-- SOURCE DATA --
■ ■ ■ ■ ■ ■ ■
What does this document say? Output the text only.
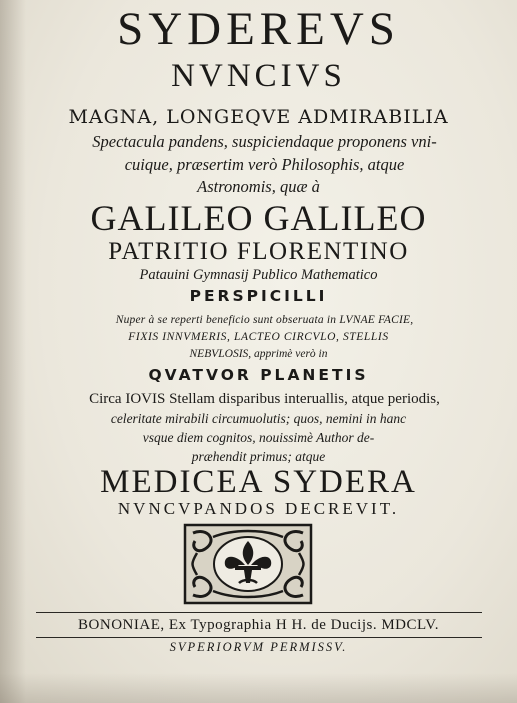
SYDEREVS
NVNCIVS
MAGNA, LONGEQVE ADMIRABILIA
Spectacula pandens, suspiciendaque proponens vni-
cuique, præsertim verò Philosophis, atque
Astronomis, quæ à
GALILEO GALILEO
PATRITIO FLORENTINO
Patauini Gymnasij Publico Mathematico
PERSPICILLI
Nuper à se reperti beneficio sunt obseruata in LVNAE FACIE,
FIXIS INNVMERIS, LACTEO CIRCVLO, STELLIS
NEBVLOSIS, apprimè verò in
QVATVOR PLANETIS
Circa IOVIS Stellam disparibus interuallis, atque periodis,
celeritate mirabili circumuolutis; quos, nemini in hanc
vsque diem cognitos, nouissimè Author de-
præhendit primus; atque
MEDICEA SYDERA
NVNCVPANDOS DECREVIT.
BONONIAE, Ex Typographia H H. de Ducijs. MDCLV.
SVPERIORVM PERMISSV.
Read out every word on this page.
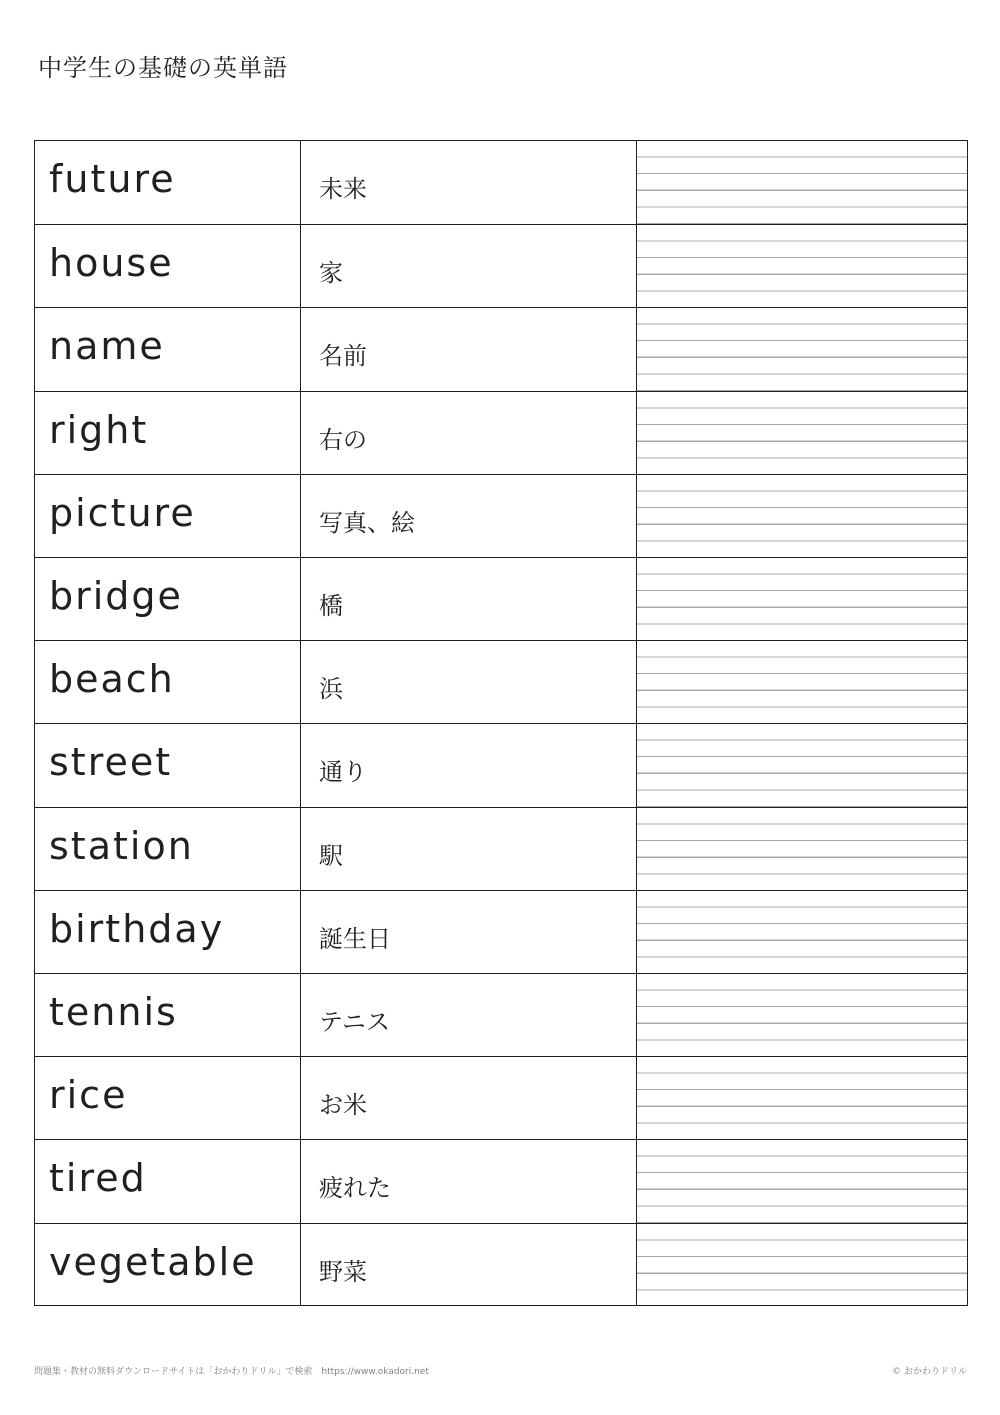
中学生の基礎の英単語
future	未来
house	家
name	名前
right	右の
picture	写真、絵
bridge	橋
beach	浜
street	通り
station	駅
birthday	誕生日
tennis	テニス
rice	お米
tired	疲れた
vegetable	野菜
問題集・教材の無料ダウンロードサイトは「おかわりドリル」で検索　https://www.okadori.net	© おかわりドリル
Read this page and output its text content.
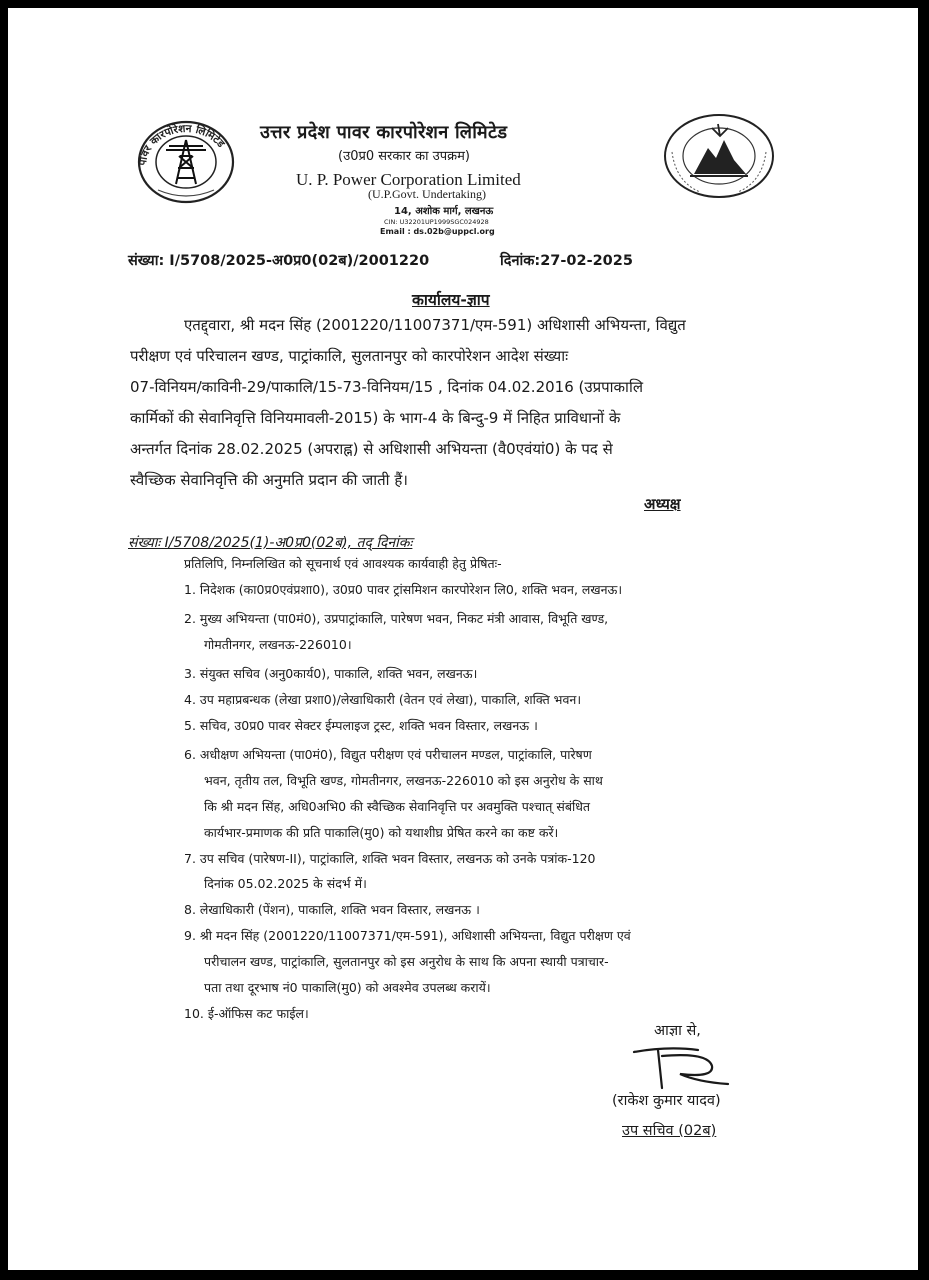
पावर कारपोरेशन लिमिटेड
उत्तर प्रदेश पावर कारपोरेशन लिमिटेड
(उ0प्र0 सरकार का उपक्रम)
U. P. Power Corporation Limited
(U.P.Govt. Undertaking)
14, अशोक मार्ग, लखनऊ
CIN: U32201UP1999SGC024928
Email : ds.02b@uppcl.org
संख्या: I/5708/2025-अ0प्र0(02ब)/2001220	दिनांक:27-02-2025
कार्यालय-ज्ञाप
एतद्द्वारा, श्री मदन सिंह (2001220/11007371/एम-591) अधिशासी अभियन्ता, विद्युत
परीक्षण एवं परिचालन खण्ड, पाट्रांकालि, सुलतानपुर को कारपोरेशन आदेश संख्याः
07-विनियम/काविनी-29/पाकालि/15-73-विनियम/15 , दिनांक 04.02.2016 (उप्रपाकालि
कार्मिकों की सेवानिवृत्ति विनियमावली-2015) के भाग-4 के बिन्दु-9 में निहित प्राविधानों के
अन्तर्गत दिनांक 28.02.2025 (अपराह्न) से अधिशासी अभियन्ता (वै0एवंयां0) के पद से
स्वैच्छिक सेवानिवृत्ति की अनुमति प्रदान की जाती हैं।
अध्यक्ष
संख्याः I/5708/2025(1)-अ0प्र0(02ब), तद् दिनांकः
प्रतिलिपि, निम्नलिखित को सूचनार्थ एवं आवश्यक कार्यवाही हेतु प्रेषितः-
1. निदेशक (का0प्र0एवंप्रशा0), उ0प्र0 पावर ट्रांसमिशन कारपोरेशन लि0, शक्ति भवन, लखनऊ।
2. मुख्य अभियन्ता (पा0मं0), उप्रपाट्रांकालि, पारेषण भवन, निकट मंत्री आवास, विभूति खण्ड,
गोमतीनगर, लखनऊ-226010।
3. संयुक्त सचिव (अनु0कार्य0), पाकालि, शक्ति भवन, लखनऊ।
4. उप महाप्रबन्धक (लेखा प्रशा0)/लेखाधिकारी (वेतन एवं लेखा), पाकालि, शक्ति भवन।
5. सचिव, उ0प्र0 पावर सेक्टर ईम्पलाइज ट्रस्ट, शक्ति भवन विस्तार, लखनऊ ।
6. अधीक्षण अभियन्ता (पा0मं0), विद्युत परीक्षण एवं परीचालन मण्डल, पाट्रांकालि, पारेषण
भवन, तृतीय तल, विभूति खण्ड, गोमतीनगर, लखनऊ-226010 को इस अनुरोध के साथ
कि श्री मदन सिंह, अधि0अभि0 की स्वैच्छिक सेवानिवृत्ति पर अवमुक्ति पश्चात् संबंधित
कार्यभार-प्रमाणक की प्रति पाकालि(मु0) को यथाशीघ्र प्रेषित करने का कष्ट करें।
7. उप सचिव (पारेषण-II), पाट्रांकालि, शक्ति भवन विस्तार, लखनऊ को उनके पत्रांक-120
दिनांक 05.02.2025 के संदर्भ में।
8. लेखाधिकारी (पेंशन), पाकालि, शक्ति भवन विस्तार, लखनऊ ।
9. श्री मदन सिंह (2001220/11007371/एम-591), अधिशासी अभियन्ता, विद्युत परीक्षण एवं
परीचालन खण्ड, पाट्रांकालि, सुलतानपुर को इस अनुरोध के साथ कि अपना स्थायी पत्राचार-
पता तथा दूरभाष नं0 पाकालि(मु0) को अवश्मेव उपलब्ध करायें।
10. ई-ऑफिस कट फाईल।
आज्ञा से,
(राकेश कुमार यादव)
उप सचिव (02ब)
■ ■ ■ ■ ■ ■ ■
The pictures should not appear in the copy; every other part of the records above must be returned exactly.

-- COMPLETED TASK --
What does this document say? Output the text only.
SYDEREVS
NVNCIVS
MAGNA, LONGEQVE ADMIRABILIA
Spectacula pandens, suspiciendaque proponens vni-
cuique, præsertim verò Philosophis, atque
Astronomis, quæ à
GALILEO GALILEO
PATRITIO FLORENTINO
Patauini Gymnasij Publico Mathematico
PERSPICILLI
Nuper à se reperti beneficio sunt obseruata in LVNAE FACIE,
FIXIS INNVMERIS, LACTEO CIRCVLO, STELLIS
NEBVLOSIS, apprimè verò in
QVATVOR PLANETIS
Circa IOVIS Stellam disparibus interuallis, atque periodis,
celeritate mirabili circumuolutis; quos, nemini in hanc
vsque diem cognitos, nouissimè Author de-
præhendit primus; atque
MEDICEA SYDERA
NVNCVPANDOS DECREVIT.
BONONIAE, Ex Typographia H H. de Ducijs. MDCLV.
SVPERIORVM PERMISSV.
Read out every word on this page.
中学生の基礎の英単語
future	未来
house	家
name	名前
right	右の
picture	写真、絵
bridge	橋
beach	浜
street	通り
station	駅
birthday	誕生日
tennis	テニス
rice	お米
tired	疲れた
vegetable	野菜
問題集・教材の無料ダウンロードサイトは「おかわりドリル」で検索　https://www.okadori.net	© おかわりドリル
Read this page and output its text content.
पावर कारपोरेशन लिमिटेड
उत्तर प्रदेश पावर कारपोरेशन लिमिटेड
(उ0प्र0 सरकार का उपक्रम)
U. P. Power Corporation Limited
(U.P.Govt. Undertaking)
14, अशोक मार्ग, लखनऊ
CIN: U32201UP1999SGC024928
Email : ds.02b@uppcl.org
संख्या: I/5708/2025-अ0प्र0(02ब)/2001220	दिनांक:27-02-2025
कार्यालय-ज्ञाप
एतद्द्वारा, श्री मदन सिंह (2001220/11007371/एम-591) अधिशासी अभियन्ता, विद्युत
परीक्षण एवं परिचालन खण्ड, पाट्रांकालि, सुलतानपुर को कारपोरेशन आदेश संख्याः
07-विनियम/काविनी-29/पाकालि/15-73-विनियम/15 , दिनांक 04.02.2016 (उप्रपाकालि
कार्मिकों की सेवानिवृत्ति विनियमावली-2015) के भाग-4 के बिन्दु-9 में निहित प्राविधानों के
अन्तर्गत दिनांक 28.02.2025 (अपराह्न) से अधिशासी अभियन्ता (वै0एवंयां0) के पद से
स्वैच्छिक सेवानिवृत्ति की अनुमति प्रदान की जाती हैं।
अध्यक्ष
संख्याः I/5708/2025(1)-अ0प्र0(02ब), तद् दिनांकः
प्रतिलिपि, निम्नलिखित को सूचनार्थ एवं आवश्यक कार्यवाही हेतु प्रेषितः-
1. निदेशक (का0प्र0एवंप्रशा0), उ0प्र0 पावर ट्रांसमिशन कारपोरेशन लि0, शक्ति भवन, लखनऊ।
2. मुख्य अभियन्ता (पा0मं0), उप्रपाट्रांकालि, पारेषण भवन, निकट मंत्री आवास, विभूति खण्ड,
गोमतीनगर, लखनऊ-226010।
3. संयुक्त सचिव (अनु0कार्य0), पाकालि, शक्ति भवन, लखनऊ।
4. उप महाप्रबन्धक (लेखा प्रशा0)/लेखाधिकारी (वेतन एवं लेखा), पाकालि, शक्ति भवन।
5. सचिव, उ0प्र0 पावर सेक्टर ईम्पलाइज ट्रस्ट, शक्ति भवन विस्तार, लखनऊ ।
6. अधीक्षण अभियन्ता (पा0मं0), विद्युत परीक्षण एवं परीचालन मण्डल, पाट्रांकालि, पारेषण
भवन, तृतीय तल, विभूति खण्ड, गोमतीनगर, लखनऊ-226010 को इस अनुरोध के साथ
कि श्री मदन सिंह, अधि0अभि0 की स्वैच्छिक सेवानिवृत्ति पर अवमुक्ति पश्चात् संबंधित
कार्यभार-प्रमाणक की प्रति पाकालि(मु0) को यथाशीघ्र प्रेषित करने का कष्ट करें।
7. उप सचिव (पारेषण-II), पाट्रांकालि, शक्ति भवन विस्तार, लखनऊ को उनके पत्रांक-120
दिनांक 05.02.2025 के संदर्भ में।
8. लेखाधिकारी (पेंशन), पाकालि, शक्ति भवन विस्तार, लखनऊ ।
9. श्री मदन सिंह (2001220/11007371/एम-591), अधिशासी अभियन्ता, विद्युत परीक्षण एवं
परीचालन खण्ड, पाट्रांकालि, सुलतानपुर को इस अनुरोध के साथ कि अपना स्थायी पत्राचार-
पता तथा दूरभाष नं0 पाकालि(मु0) को अवश्मेव उपलब्ध करायें।
10. ई-ऑफिस कट फाईल।
आज्ञा से,
(राकेश कुमार यादव)
उप सचिव (02ब)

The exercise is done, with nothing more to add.